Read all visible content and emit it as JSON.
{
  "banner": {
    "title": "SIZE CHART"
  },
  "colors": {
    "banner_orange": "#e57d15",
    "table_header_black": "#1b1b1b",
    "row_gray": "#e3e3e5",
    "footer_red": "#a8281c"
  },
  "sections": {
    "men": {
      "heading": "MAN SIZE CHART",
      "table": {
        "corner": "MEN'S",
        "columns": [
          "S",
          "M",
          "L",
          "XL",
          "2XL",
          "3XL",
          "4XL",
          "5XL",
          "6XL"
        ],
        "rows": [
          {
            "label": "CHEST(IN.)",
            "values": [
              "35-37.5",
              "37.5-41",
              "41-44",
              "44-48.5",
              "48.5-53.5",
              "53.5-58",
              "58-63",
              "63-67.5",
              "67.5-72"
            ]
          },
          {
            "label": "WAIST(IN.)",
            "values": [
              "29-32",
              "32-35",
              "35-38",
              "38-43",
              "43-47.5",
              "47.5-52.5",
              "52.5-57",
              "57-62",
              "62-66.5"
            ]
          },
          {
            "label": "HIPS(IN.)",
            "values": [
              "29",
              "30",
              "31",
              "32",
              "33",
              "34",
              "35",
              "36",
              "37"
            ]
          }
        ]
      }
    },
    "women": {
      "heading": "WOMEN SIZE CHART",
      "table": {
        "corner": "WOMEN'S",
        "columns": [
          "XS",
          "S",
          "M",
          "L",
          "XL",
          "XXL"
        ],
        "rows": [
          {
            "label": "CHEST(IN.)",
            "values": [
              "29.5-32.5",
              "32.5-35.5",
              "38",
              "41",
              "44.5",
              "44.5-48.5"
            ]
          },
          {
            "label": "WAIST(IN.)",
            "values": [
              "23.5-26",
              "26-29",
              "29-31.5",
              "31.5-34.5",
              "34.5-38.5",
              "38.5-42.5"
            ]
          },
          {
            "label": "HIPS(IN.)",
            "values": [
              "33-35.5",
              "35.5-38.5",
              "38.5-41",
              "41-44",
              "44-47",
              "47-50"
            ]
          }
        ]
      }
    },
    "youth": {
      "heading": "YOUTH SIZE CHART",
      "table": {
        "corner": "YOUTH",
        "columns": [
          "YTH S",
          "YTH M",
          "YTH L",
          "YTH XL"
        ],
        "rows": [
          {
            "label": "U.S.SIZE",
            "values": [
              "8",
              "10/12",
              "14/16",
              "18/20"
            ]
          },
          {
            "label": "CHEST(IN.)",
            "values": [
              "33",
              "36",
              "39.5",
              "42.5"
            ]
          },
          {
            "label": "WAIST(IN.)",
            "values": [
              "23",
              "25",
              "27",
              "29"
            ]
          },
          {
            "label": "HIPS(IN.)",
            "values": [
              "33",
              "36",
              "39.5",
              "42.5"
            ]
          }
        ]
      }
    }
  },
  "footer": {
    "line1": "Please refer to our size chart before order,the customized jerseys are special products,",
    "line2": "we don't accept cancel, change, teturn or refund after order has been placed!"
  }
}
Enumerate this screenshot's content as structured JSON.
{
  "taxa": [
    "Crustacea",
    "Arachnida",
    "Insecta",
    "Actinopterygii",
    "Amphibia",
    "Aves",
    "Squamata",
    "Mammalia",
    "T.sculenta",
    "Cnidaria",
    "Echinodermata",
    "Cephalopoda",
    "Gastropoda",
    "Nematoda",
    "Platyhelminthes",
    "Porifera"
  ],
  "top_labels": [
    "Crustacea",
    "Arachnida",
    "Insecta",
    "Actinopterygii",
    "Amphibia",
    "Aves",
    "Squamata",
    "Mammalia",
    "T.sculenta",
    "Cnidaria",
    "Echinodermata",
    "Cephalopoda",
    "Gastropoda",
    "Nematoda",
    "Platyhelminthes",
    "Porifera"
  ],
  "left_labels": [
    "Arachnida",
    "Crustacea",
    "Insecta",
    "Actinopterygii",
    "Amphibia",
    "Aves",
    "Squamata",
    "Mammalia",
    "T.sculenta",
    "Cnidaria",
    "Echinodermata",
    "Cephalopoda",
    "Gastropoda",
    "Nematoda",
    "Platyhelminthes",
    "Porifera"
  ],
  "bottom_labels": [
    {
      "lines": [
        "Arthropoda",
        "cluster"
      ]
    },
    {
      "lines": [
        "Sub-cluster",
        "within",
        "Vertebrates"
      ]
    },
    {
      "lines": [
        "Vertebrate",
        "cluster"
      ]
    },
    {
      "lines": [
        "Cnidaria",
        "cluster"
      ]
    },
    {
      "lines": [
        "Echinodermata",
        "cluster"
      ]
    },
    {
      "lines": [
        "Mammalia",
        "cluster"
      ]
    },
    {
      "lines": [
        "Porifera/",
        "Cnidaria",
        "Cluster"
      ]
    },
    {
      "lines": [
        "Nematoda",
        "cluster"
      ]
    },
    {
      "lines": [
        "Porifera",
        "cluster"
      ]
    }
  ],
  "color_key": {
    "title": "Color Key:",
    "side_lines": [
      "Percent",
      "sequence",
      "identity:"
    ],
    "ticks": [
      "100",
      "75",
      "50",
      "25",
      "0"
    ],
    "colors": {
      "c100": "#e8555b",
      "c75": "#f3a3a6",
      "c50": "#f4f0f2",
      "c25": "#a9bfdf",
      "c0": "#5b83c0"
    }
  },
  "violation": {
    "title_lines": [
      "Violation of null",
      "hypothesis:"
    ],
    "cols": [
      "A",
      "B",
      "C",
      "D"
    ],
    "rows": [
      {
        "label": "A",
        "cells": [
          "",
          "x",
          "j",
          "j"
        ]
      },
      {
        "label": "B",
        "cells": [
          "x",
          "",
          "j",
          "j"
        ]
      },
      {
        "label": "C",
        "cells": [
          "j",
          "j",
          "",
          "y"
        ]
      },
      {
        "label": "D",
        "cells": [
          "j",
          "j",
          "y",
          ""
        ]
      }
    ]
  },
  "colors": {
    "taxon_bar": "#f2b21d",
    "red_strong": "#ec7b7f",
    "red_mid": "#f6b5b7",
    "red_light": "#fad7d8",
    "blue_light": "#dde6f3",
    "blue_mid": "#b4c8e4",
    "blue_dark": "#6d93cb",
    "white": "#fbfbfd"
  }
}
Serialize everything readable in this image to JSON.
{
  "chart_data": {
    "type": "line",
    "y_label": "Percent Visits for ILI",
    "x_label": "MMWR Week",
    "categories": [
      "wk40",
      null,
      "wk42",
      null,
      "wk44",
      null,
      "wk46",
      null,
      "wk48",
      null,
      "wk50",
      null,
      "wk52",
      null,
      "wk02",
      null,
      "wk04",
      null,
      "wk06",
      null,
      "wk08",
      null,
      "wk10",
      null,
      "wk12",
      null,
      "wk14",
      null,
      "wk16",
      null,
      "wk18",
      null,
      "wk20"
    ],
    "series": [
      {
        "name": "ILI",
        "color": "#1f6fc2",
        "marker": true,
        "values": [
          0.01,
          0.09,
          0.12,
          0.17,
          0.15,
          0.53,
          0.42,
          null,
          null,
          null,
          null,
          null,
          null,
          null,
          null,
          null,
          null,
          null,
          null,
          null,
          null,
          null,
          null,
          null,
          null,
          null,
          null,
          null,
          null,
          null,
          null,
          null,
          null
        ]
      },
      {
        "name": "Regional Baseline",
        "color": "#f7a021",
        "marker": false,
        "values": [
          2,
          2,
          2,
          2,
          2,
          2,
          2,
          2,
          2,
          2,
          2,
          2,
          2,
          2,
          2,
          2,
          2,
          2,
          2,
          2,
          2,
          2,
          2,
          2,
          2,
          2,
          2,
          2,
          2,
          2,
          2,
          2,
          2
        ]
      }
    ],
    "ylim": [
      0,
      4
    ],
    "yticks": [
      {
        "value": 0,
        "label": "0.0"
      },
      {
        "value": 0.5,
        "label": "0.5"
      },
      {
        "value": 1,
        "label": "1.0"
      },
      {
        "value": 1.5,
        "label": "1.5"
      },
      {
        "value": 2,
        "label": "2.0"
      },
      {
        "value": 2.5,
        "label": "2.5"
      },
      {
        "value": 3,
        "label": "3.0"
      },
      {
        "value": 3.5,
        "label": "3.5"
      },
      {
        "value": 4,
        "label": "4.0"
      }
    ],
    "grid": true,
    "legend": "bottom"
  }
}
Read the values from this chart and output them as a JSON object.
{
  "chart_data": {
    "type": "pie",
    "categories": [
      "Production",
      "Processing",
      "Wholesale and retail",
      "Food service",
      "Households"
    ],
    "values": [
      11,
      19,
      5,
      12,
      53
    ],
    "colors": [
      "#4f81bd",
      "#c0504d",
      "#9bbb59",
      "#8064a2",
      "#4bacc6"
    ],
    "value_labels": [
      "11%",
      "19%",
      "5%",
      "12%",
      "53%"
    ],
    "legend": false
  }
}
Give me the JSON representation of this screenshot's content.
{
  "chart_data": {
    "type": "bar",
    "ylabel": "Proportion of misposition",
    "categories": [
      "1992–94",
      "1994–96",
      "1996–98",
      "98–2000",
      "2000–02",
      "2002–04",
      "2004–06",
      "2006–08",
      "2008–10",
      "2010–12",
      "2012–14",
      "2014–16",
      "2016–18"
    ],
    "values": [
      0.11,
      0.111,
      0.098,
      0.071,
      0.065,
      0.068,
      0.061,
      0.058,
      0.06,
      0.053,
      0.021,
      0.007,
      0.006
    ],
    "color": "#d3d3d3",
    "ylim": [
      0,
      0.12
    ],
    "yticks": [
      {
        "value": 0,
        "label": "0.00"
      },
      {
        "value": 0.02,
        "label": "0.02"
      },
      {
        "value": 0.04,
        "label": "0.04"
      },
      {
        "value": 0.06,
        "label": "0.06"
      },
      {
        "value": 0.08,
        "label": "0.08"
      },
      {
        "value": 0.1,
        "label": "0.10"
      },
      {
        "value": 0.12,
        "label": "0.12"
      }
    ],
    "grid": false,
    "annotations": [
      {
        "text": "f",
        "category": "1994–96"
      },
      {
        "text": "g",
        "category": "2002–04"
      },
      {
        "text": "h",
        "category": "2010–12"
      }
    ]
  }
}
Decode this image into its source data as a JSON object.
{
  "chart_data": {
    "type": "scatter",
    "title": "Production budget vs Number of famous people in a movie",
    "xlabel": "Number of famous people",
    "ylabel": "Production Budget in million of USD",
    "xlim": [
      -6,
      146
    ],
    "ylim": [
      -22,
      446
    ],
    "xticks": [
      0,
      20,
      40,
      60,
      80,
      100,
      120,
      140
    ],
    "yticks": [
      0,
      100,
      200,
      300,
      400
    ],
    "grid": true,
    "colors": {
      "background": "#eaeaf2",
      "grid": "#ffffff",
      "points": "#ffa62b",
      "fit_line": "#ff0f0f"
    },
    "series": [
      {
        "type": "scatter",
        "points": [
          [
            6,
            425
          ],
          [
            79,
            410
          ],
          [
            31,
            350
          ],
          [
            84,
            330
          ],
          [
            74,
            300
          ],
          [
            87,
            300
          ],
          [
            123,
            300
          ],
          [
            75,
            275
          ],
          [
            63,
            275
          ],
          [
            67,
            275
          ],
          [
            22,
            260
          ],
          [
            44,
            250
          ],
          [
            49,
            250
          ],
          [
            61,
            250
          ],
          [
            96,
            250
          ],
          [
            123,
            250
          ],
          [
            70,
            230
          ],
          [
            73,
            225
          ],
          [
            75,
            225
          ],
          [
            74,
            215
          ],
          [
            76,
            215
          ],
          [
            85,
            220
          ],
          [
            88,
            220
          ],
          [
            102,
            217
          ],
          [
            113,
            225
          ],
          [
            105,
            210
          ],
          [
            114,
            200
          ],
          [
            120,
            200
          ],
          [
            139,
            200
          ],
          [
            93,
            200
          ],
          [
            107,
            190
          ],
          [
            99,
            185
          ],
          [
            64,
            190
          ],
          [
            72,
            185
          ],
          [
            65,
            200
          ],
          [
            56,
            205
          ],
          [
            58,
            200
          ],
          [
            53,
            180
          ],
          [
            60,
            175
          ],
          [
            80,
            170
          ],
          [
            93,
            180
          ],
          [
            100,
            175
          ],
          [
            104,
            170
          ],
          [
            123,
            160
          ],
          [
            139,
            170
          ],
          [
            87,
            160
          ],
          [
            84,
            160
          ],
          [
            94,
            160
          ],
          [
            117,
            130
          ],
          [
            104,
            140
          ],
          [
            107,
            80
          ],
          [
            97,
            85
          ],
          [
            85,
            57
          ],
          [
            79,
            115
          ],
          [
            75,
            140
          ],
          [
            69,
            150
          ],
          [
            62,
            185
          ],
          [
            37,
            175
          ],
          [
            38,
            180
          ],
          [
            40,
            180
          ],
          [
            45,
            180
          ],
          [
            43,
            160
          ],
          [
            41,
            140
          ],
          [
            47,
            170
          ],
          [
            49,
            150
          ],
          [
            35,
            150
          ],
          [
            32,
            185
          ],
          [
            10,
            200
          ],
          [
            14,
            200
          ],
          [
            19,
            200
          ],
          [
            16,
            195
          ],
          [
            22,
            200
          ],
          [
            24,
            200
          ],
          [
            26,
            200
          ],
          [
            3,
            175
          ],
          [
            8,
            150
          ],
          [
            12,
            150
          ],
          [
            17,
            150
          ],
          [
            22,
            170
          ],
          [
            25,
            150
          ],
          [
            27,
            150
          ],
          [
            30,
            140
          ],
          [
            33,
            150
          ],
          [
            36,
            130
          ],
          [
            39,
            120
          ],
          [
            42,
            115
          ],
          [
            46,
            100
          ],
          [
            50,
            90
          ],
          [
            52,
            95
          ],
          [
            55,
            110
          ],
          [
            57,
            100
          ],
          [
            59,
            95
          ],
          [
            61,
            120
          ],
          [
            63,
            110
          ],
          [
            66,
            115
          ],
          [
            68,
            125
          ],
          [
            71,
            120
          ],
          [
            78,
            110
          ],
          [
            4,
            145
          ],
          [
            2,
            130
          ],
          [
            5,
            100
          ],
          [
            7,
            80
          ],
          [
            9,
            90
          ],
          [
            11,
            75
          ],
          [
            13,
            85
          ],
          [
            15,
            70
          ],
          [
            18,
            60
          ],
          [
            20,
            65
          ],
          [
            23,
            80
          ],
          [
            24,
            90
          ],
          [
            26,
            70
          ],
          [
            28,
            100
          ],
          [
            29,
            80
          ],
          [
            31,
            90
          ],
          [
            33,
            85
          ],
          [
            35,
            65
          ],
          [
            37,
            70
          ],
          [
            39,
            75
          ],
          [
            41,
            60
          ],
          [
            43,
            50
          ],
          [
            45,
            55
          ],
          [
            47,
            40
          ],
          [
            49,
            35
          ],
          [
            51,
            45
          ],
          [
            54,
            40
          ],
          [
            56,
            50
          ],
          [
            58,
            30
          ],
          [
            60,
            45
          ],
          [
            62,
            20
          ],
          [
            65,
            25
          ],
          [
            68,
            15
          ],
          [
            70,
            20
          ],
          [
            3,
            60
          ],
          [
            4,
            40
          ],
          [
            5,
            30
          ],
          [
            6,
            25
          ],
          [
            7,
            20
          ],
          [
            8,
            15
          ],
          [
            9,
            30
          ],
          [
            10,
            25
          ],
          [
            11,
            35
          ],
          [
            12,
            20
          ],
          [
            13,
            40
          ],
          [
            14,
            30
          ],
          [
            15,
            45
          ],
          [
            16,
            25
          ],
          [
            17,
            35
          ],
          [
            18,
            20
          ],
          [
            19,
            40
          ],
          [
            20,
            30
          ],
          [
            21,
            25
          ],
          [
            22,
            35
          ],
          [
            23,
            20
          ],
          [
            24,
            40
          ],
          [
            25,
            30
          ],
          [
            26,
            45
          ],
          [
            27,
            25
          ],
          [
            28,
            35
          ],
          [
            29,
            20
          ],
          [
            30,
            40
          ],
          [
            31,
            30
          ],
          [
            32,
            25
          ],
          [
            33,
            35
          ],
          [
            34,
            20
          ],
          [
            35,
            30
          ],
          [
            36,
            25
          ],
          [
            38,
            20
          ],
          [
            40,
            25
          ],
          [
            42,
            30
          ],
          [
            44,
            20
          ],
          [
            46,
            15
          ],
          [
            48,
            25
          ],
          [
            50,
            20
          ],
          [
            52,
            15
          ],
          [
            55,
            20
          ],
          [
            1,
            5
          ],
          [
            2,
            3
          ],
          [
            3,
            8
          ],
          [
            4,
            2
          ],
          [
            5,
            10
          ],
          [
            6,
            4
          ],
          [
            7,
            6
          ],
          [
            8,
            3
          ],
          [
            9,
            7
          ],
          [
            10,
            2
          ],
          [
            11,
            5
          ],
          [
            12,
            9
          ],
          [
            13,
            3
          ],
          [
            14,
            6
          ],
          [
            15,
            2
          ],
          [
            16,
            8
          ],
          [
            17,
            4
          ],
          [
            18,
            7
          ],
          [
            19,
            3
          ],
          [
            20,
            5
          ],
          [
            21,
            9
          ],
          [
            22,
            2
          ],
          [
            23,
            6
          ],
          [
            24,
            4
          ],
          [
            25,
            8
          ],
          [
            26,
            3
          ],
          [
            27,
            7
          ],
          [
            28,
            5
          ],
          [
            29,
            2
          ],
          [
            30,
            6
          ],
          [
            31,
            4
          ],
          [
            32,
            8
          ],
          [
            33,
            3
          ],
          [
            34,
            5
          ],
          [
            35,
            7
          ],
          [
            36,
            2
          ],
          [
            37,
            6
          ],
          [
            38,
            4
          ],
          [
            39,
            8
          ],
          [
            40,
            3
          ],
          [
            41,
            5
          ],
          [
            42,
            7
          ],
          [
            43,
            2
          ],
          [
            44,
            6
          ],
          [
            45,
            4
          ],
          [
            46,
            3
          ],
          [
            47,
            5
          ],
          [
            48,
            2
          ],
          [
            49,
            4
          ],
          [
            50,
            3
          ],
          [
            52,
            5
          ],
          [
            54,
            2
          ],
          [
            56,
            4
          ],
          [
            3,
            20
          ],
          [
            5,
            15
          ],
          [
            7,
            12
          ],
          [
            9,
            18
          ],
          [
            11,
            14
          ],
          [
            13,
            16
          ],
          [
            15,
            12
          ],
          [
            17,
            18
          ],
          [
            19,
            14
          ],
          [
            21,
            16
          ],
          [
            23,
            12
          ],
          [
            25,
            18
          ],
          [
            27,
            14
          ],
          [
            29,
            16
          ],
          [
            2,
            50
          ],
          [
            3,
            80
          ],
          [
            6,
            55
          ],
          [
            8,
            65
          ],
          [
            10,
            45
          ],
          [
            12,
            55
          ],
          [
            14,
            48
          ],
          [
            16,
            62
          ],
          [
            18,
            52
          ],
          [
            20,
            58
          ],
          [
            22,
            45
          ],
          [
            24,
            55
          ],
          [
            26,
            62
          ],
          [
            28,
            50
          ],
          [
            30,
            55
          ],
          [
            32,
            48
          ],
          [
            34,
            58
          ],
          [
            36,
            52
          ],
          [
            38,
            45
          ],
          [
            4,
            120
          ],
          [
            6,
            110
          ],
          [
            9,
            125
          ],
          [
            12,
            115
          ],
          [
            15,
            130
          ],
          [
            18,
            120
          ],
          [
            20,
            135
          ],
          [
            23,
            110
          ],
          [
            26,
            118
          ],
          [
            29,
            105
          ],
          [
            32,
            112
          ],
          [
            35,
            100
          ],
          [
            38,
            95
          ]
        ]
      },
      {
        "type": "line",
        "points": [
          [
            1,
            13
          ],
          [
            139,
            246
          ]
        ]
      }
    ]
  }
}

________

◆ Aim
Locate each line with the word "false" and copy it.

◆ Result of the task
        "marker": false,
    "legend": false
    "grid": false,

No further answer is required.